> WORK TO DO:
Say how many lines of the listing below contain "Великобритания", giving the number and nothing else.
----------------
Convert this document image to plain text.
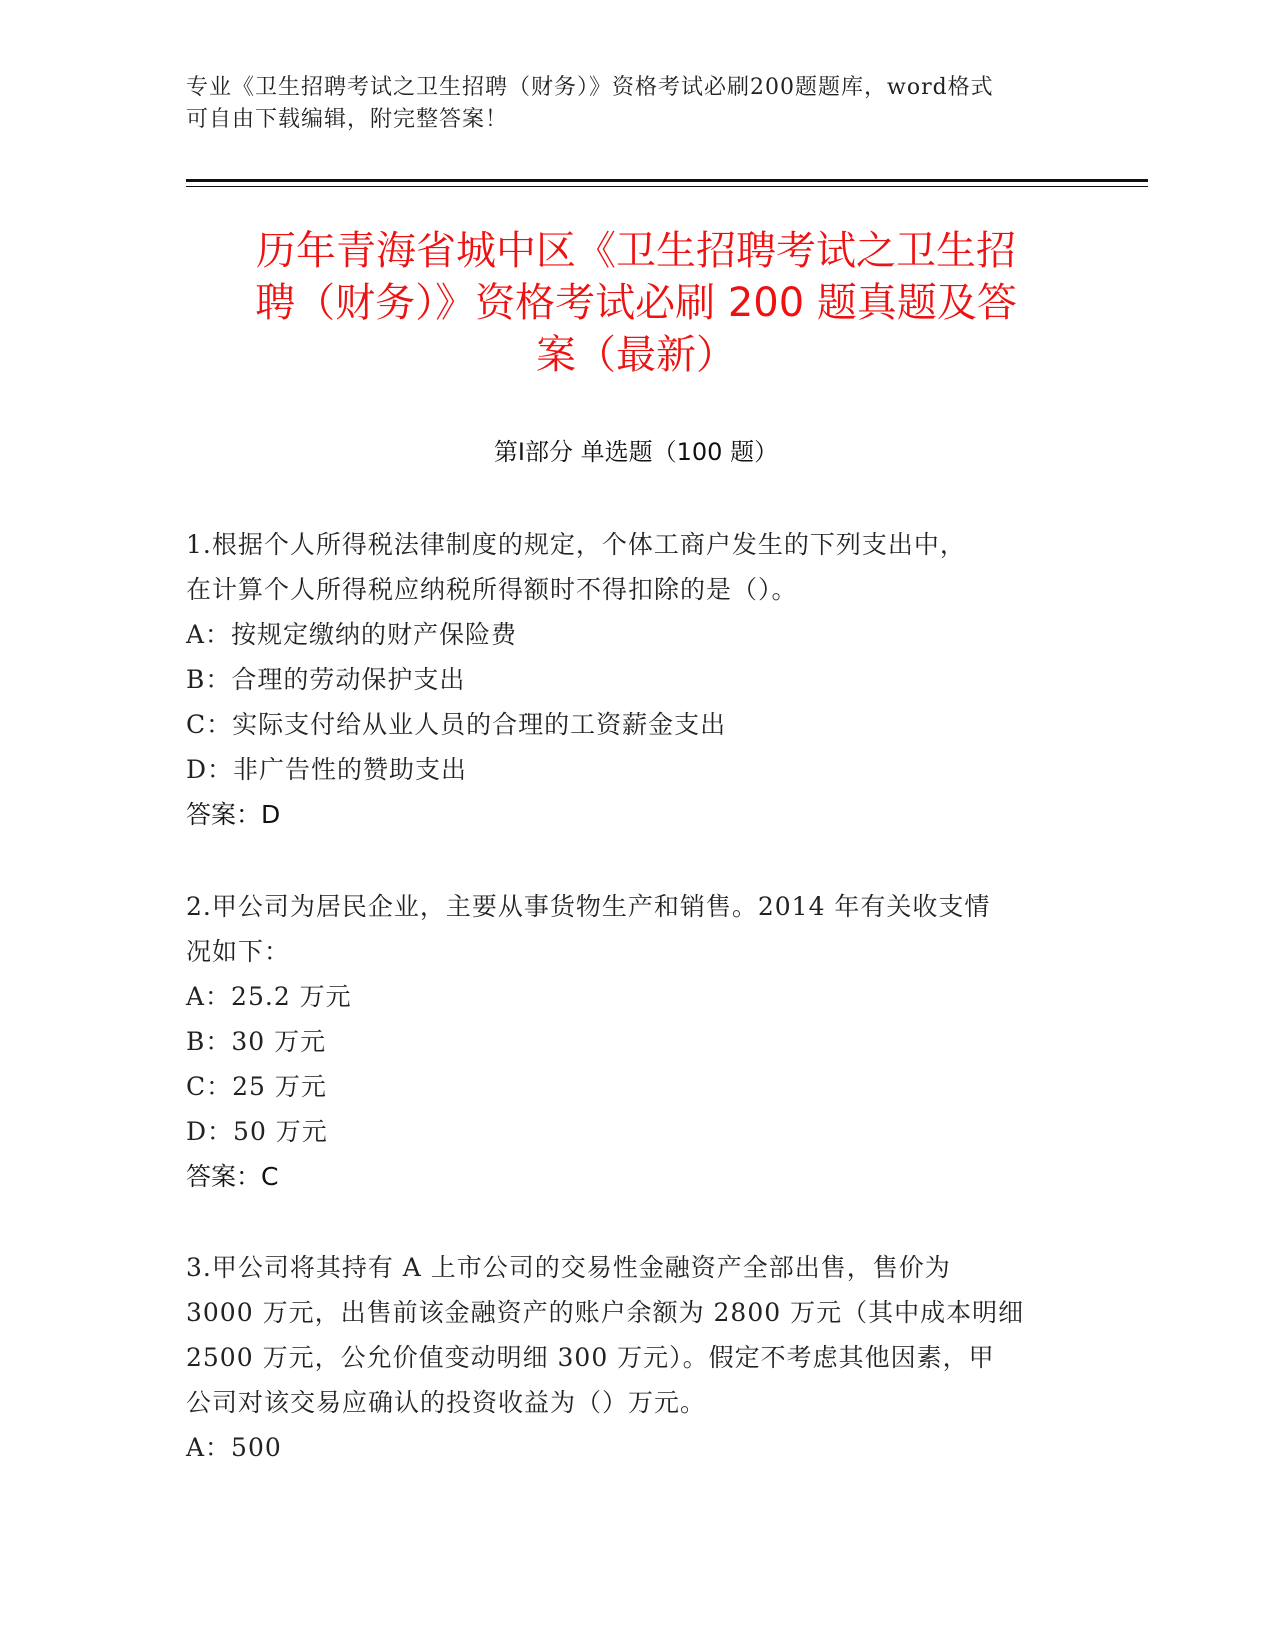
专业《卫生招聘考试之卫生招聘（财务）》资格考试必刷200题题库，word格式
可自由下载编辑，附完整答案！
历年青海省城中区《卫生招聘考试之卫生招
聘（财务）》资格考试必刷 200 题真题及答
案（最新）
第Ⅰ部分 单选题（100 题）
1.根据个人所得税法律制度的规定，个体工商户发生的下列支出中，
在计算个人所得税应纳税所得额时不得扣除的是（）。
A：按规定缴纳的财产保险费
B：合理的劳动保护支出
C：实际支付给从业人员的合理的工资薪金支出
D：非广告性的赞助支出
答案：D
2.甲公司为居民企业，主要从事货物生产和销售。2014 年有关收支情
况如下：
A：25.2 万元
B：30 万元
C：25 万元
D：50 万元
答案：C
3.甲公司将其持有 A 上市公司的交易性金融资产全部出售，售价为
3000 万元，出售前该金融资产的账户余额为 2800 万元（其中成本明细
2500 万元，公允价值变动明细 300 万元）。假定不考虑其他因素，甲
公司对该交易应确认的投资收益为（）万元。
A：500
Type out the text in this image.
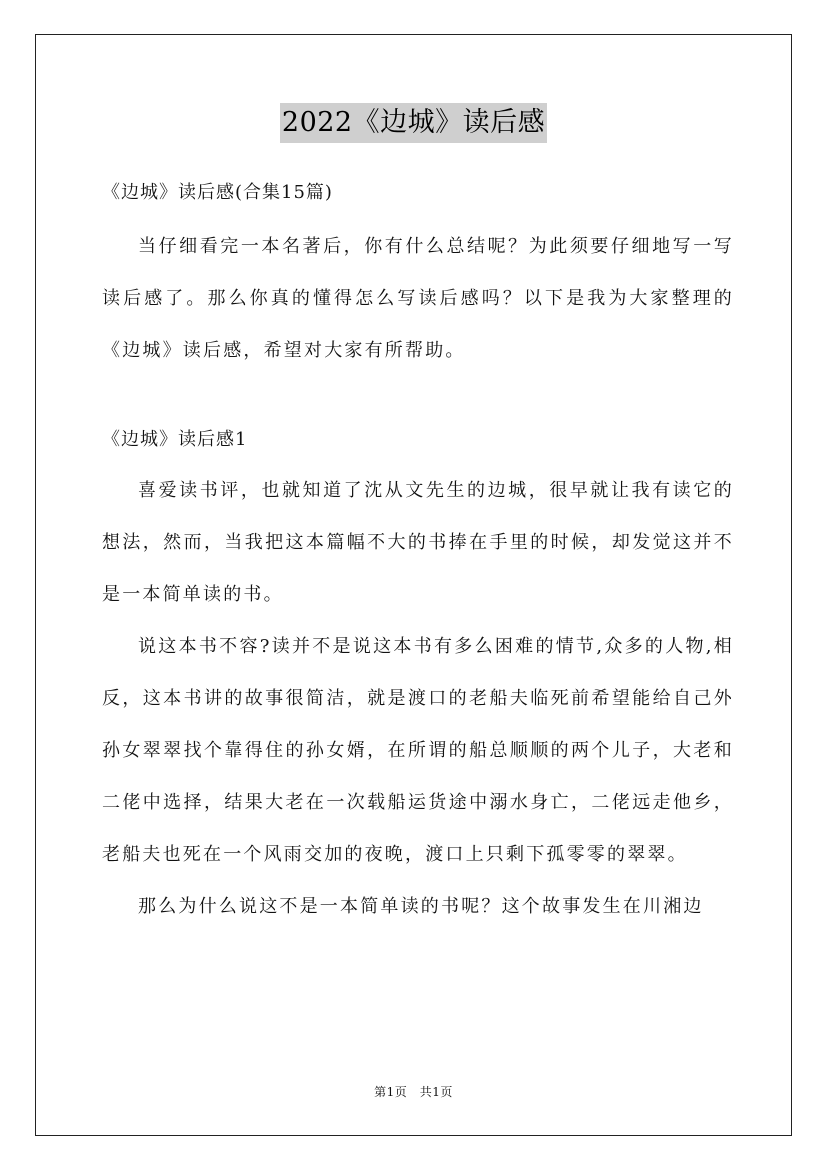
2022《边城》读后感

《边城》读后感(合集15篇)

当仔细看完一本名著后，你有什么总结呢？为此须要仔细地写一写读后感了。那么你真的懂得怎么写读后感吗？以下是我为大家整理的《边城》读后感，希望对大家有所帮助。

《边城》读后感1

喜爱读书评，也就知道了沈从文先生的边城，很早就让我有读它的想法，然而，当我把这本篇幅不大的书捧在手里的时候，却发觉这并不是一本简单读的书。

说这本书不容?读并不是说这本书有多么困难的情节,众多的人物,相反，这本书讲的故事很简洁，就是渡口的老船夫临死前希望能给自己外孙女翠翠找个靠得住的孙女婿，在所谓的船总顺顺的两个儿子，大老和二佬中选择，结果大老在一次载船运货途中溺水身亡，二佬远走他乡，老船夫也死在一个风雨交加的夜晚，渡口上只剩下孤零零的翠翠。

那么为什么说这不是一本简单读的书呢？这个故事发生在川湘边

第1页　共1页
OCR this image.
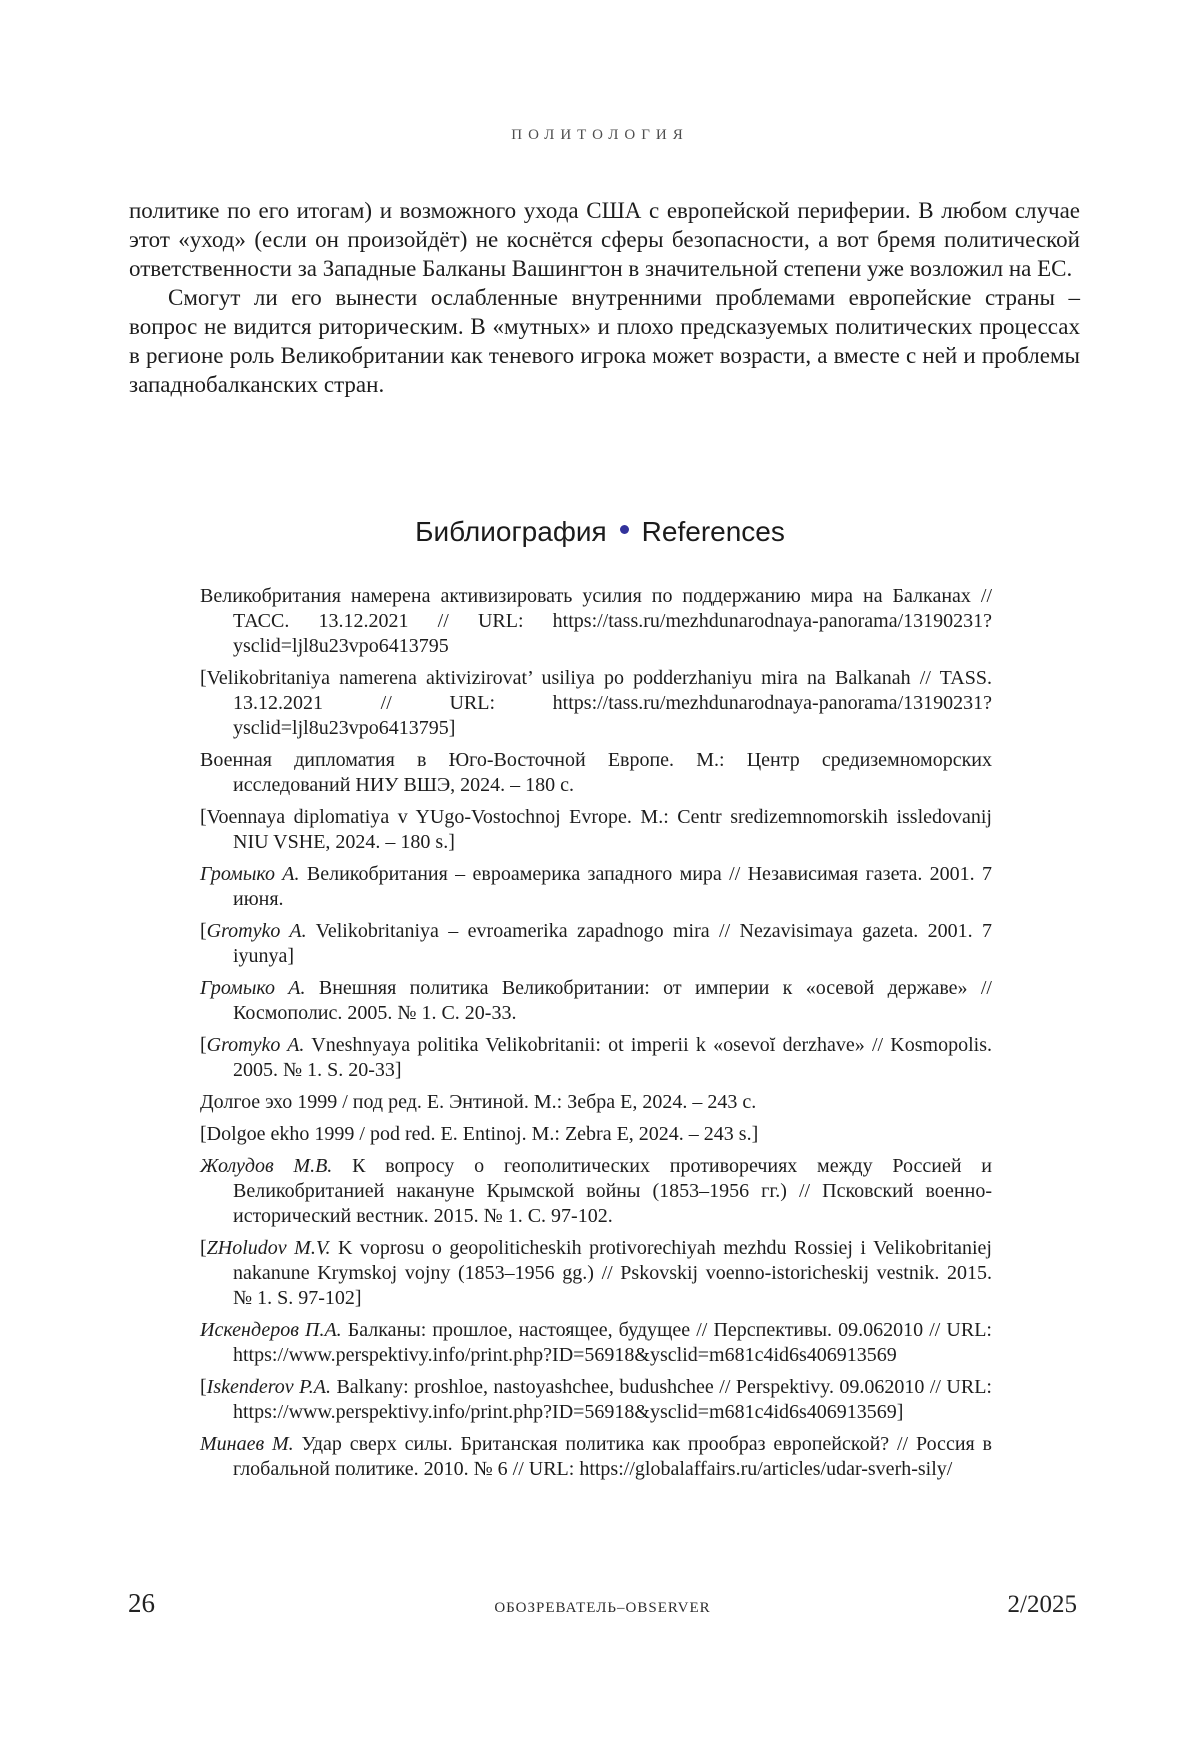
ПОЛИТОЛОГИЯ

политике по его итогам) и возможного ухода США с европейской периферии. В любом случае этот «уход» (если он произойдёт) не коснётся сферы безопасности, а вот бремя политической ответственности за Западные Балканы Вашингтон в значительной степени уже возложил на ЕС.

Смогут ли его вынести ослабленные внутренними проблемами европейские страны – вопрос не видится риторическим. В «мутных» и плохо предсказуемых политических процессах в регионе роль Великобритании как теневого игрока может возрасти, а вместе с ней и проблемы западнобалканских стран.

Библиография References
Великобритания намерена активизировать усилия по поддержанию мира на Балканах // ТАСС. 13.12.2021 // URL: https://tass.ru/mezhdunarodnaya-panorama/13190231?ysclid=ljl8u23vpo6413795
[Velikobritaniya namerena aktivizirovat’ usiliya po podderzhaniyu mira na Balkanah // TASS. 13.12.2021 // URL: https://tass.ru/mezhdunarodnaya-panorama/13190231?ysclid=ljl8u23vpo6413795]
Военная дипломатия в Юго-Восточной Европе. М.: Центр средиземноморских исследований НИУ ВШЭ, 2024. – 180 с.
[Voennaya diplomatiya v YUgo-Vostochnoj Evrope. M.: Centr sredizemnomorskih issledovanij NIU VSHE, 2024. – 180 s.]
Громыко А. Великобритания – евроамерика западного мира // Независимая газета. 2001. 7 июня.
[Gromyko A. Velikobritaniya – evroamerika zapadnogo mira // Nezavisimaya gazeta. 2001. 7 iyunya]
Громыко А. Внешняя политика Великобритании: от империи к «осевой державе» // Космополис. 2005. № 1. С. 20-33.
[Gromyko A. Vneshnyaya politika Velikobritanii: ot imperii k «osevoĭ derzhave» // Kosmopolis. 2005. № 1. S. 20-33]
Долгое эхо 1999 / под ред. Е. Энтиной. М.: Зебра Е, 2024. – 243 с.
[Dolgoe ekho 1999 / pod red. E. Entinoj. M.: Zebra E, 2024. – 243 s.]
Жолудов М.В. К вопросу о геополитических противоречиях между Россией и Великобританией накануне Крымской войны (1853–1956 гг.) // Псковский военно-исторический вестник. 2015. № 1. С. 97-102.
[ZHoludov M.V. K voprosu o geopoliticheskih protivorechiyah mezhdu Rossiej i Velikobritaniej nakanune Krymskoj vojny (1853–1956 gg.) // Pskovskij voenno-istoricheskij vestnik. 2015. № 1. S. 97-102]
Искендеров П.А. Балканы: прошлое, настоящее, будущее // Перспективы. 09.062010 // URL: https://www.perspektivy.info/print.php?ID=56918&ysclid=m681c4id6s406913569
[Iskenderov P.A. Balkany: proshloe, nastoyashchee, budushchee // Perspektivy. 09.062010 // URL: https://www.perspektivy.info/print.php?ID=56918&ysclid=m681c4id6s406913569]
Минаев М. Удар сверх силы. Британская политика как прообраз европейской? // Россия в глобальной политике. 2010. № 6 // URL: https://globalaffairs.ru/articles/udar-sverh-sily/
26	ОБОЗРЕВАТЕЛЬ–OBSERVER	2/2025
----------------
> RESPONSE FOR THIS EXERCISE:
2